>> start

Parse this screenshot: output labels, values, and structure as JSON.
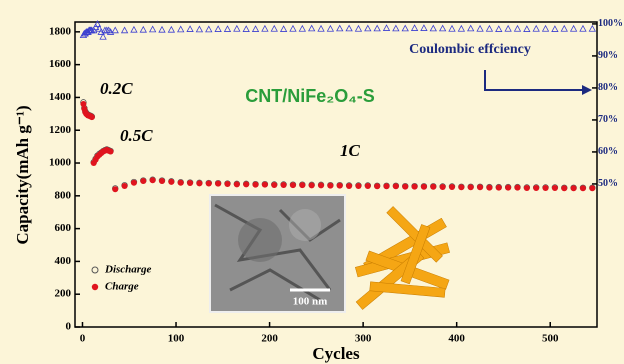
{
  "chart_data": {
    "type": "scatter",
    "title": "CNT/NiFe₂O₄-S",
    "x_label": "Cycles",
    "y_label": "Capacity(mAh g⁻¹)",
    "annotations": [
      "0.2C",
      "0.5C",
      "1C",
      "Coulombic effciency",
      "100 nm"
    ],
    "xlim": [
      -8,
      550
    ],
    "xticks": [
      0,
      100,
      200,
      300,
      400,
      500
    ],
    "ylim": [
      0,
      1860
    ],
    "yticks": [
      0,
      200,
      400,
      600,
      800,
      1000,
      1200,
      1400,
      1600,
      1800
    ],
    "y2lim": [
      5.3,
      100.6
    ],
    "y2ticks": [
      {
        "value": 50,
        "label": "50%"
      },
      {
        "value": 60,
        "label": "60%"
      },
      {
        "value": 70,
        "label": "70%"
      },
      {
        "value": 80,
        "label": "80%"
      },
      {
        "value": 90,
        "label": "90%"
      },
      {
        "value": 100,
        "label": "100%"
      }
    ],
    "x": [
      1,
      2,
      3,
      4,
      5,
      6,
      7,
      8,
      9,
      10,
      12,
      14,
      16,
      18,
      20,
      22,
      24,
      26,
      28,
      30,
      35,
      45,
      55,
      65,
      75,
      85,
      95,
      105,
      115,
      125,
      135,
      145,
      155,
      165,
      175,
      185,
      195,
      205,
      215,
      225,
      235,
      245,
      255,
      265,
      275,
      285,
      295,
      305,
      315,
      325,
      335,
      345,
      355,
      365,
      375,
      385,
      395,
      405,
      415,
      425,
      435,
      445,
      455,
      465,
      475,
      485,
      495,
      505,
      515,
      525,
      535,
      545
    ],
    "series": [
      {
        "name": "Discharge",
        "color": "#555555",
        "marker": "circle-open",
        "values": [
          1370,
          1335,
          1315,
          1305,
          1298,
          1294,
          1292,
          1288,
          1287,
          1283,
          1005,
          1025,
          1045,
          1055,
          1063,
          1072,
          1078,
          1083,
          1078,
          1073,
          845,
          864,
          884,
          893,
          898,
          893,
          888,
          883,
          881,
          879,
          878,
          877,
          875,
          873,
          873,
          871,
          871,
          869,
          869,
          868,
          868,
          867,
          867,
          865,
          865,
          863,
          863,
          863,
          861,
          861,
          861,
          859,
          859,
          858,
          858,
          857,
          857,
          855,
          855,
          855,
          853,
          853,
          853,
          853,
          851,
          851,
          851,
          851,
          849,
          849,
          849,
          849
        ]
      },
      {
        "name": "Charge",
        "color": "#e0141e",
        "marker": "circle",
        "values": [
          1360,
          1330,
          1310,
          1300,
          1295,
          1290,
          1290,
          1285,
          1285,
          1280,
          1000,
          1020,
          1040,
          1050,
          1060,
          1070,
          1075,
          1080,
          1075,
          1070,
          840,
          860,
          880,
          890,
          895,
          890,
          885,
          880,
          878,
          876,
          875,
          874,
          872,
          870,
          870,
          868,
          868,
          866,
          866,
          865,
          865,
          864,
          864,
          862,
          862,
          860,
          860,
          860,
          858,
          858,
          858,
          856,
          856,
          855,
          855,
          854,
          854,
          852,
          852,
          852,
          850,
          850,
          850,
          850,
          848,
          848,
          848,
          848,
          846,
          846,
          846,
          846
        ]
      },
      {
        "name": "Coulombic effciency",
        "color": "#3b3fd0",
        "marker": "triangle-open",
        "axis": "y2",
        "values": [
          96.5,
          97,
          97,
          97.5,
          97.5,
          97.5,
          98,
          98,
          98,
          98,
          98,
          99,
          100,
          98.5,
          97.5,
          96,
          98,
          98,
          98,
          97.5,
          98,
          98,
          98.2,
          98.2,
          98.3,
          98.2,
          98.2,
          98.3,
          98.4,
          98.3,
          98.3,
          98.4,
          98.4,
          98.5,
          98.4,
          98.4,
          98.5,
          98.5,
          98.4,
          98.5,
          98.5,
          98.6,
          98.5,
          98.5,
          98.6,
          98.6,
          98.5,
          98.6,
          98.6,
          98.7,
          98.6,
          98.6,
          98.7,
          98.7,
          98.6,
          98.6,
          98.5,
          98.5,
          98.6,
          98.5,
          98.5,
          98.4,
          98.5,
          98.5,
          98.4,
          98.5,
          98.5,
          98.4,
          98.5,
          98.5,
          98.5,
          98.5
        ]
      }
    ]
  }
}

>> end

- **What the task requires**: Reproduce every entry word for word, but omit the pictures.

- **Task solution**:
Parse this screenshot: output labels, values, and structure as JSON.
{
  "chart_data": {
    "type": "scatter",
    "title": "CNT/NiFe₂O₄-S",
    "x_label": "Cycles",
    "y_label": "Capacity(mAh g⁻¹)",
    "annotations": [
      "0.2C",
      "0.5C",
      "1C",
      "Coulombic effciency",
      "100 nm"
    ],
    "xlim": [
      -8,
      550
    ],
    "xticks": [
      0,
      100,
      200,
      300,
      400,
      500
    ],
    "ylim": [
      0,
      1860
    ],
    "yticks": [
      0,
      200,
      400,
      600,
      800,
      1000,
      1200,
      1400,
      1600,
      1800
    ],
    "y2lim": [
      5.3,
      100.6
    ],
    "y2ticks": [
      {
        "value": 50,
        "label": "50%"
      },
      {
        "value": 60,
        "label": "60%"
      },
      {
        "value": 70,
        "label": "70%"
      },
      {
        "value": 80,
        "label": "80%"
      },
      {
        "value": 90,
        "label": "90%"
      },
      {
        "value": 100,
        "label": "100%"
      }
    ],
    "x": [
      1,
      2,
      3,
      4,
      5,
      6,
      7,
      8,
      9,
      10,
      12,
      14,
      16,
      18,
      20,
      22,
      24,
      26,
      28,
      30,
      35,
      45,
      55,
      65,
      75,
      85,
      95,
      105,
      115,
      125,
      135,
      145,
      155,
      165,
      175,
      185,
      195,
      205,
      215,
      225,
      235,
      245,
      255,
      265,
      275,
      285,
      295,
      305,
      315,
      325,
      335,
      345,
      355,
      365,
      375,
      385,
      395,
      405,
      415,
      425,
      435,
      445,
      455,
      465,
      475,
      485,
      495,
      505,
      515,
      525,
      535,
      545
    ],
    "series": [
      {
        "name": "Discharge",
        "color": "#555555",
        "marker": "circle-open",
        "values": [
          1370,
          1335,
          1315,
          1305,
          1298,
          1294,
          1292,
          1288,
          1287,
          1283,
          1005,
          1025,
          1045,
          1055,
          1063,
          1072,
          1078,
          1083,
          1078,
          1073,
          845,
          864,
          884,
          893,
          898,
          893,
          888,
          883,
          881,
          879,
          878,
          877,
          875,
          873,
          873,
          871,
          871,
          869,
          869,
          868,
          868,
          867,
          867,
          865,
          865,
          863,
          863,
          863,
          861,
          861,
          861,
          859,
          859,
          858,
          858,
          857,
          857,
          855,
          855,
          855,
          853,
          853,
          853,
          853,
          851,
          851,
          851,
          851,
          849,
          849,
          849,
          849
        ]
      },
      {
        "name": "Charge",
        "color": "#e0141e",
        "marker": "circle",
        "values": [
          1360,
          1330,
          1310,
          1300,
          1295,
          1290,
          1290,
          1285,
          1285,
          1280,
          1000,
          1020,
          1040,
          1050,
          1060,
          1070,
          1075,
          1080,
          1075,
          1070,
          840,
          860,
          880,
          890,
          895,
          890,
          885,
          880,
          878,
          876,
          875,
          874,
          872,
          870,
          870,
          868,
          868,
          866,
          866,
          865,
          865,
          864,
          864,
          862,
          862,
          860,
          860,
          860,
          858,
          858,
          858,
          856,
          856,
          855,
          855,
          854,
          854,
          852,
          852,
          852,
          850,
          850,
          850,
          850,
          848,
          848,
          848,
          848,
          846,
          846,
          846,
          846
        ]
      },
      {
        "name": "Coulombic effciency",
        "color": "#3b3fd0",
        "marker": "triangle-open",
        "axis": "y2",
        "values": [
          96.5,
          97,
          97,
          97.5,
          97.5,
          97.5,
          98,
          98,
          98,
          98,
          98,
          99,
          100,
          98.5,
          97.5,
          96,
          98,
          98,
          98,
          97.5,
          98,
          98,
          98.2,
          98.2,
          98.3,
          98.2,
          98.2,
          98.3,
          98.4,
          98.3,
          98.3,
          98.4,
          98.4,
          98.5,
          98.4,
          98.4,
          98.5,
          98.5,
          98.4,
          98.5,
          98.5,
          98.6,
          98.5,
          98.5,
          98.6,
          98.6,
          98.5,
          98.6,
          98.6,
          98.7,
          98.6,
          98.6,
          98.7,
          98.7,
          98.6,
          98.6,
          98.5,
          98.5,
          98.6,
          98.5,
          98.5,
          98.4,
          98.5,
          98.5,
          98.4,
          98.5,
          98.5,
          98.4,
          98.5,
          98.5,
          98.5,
          98.5
        ]
      }
    ]
  }
}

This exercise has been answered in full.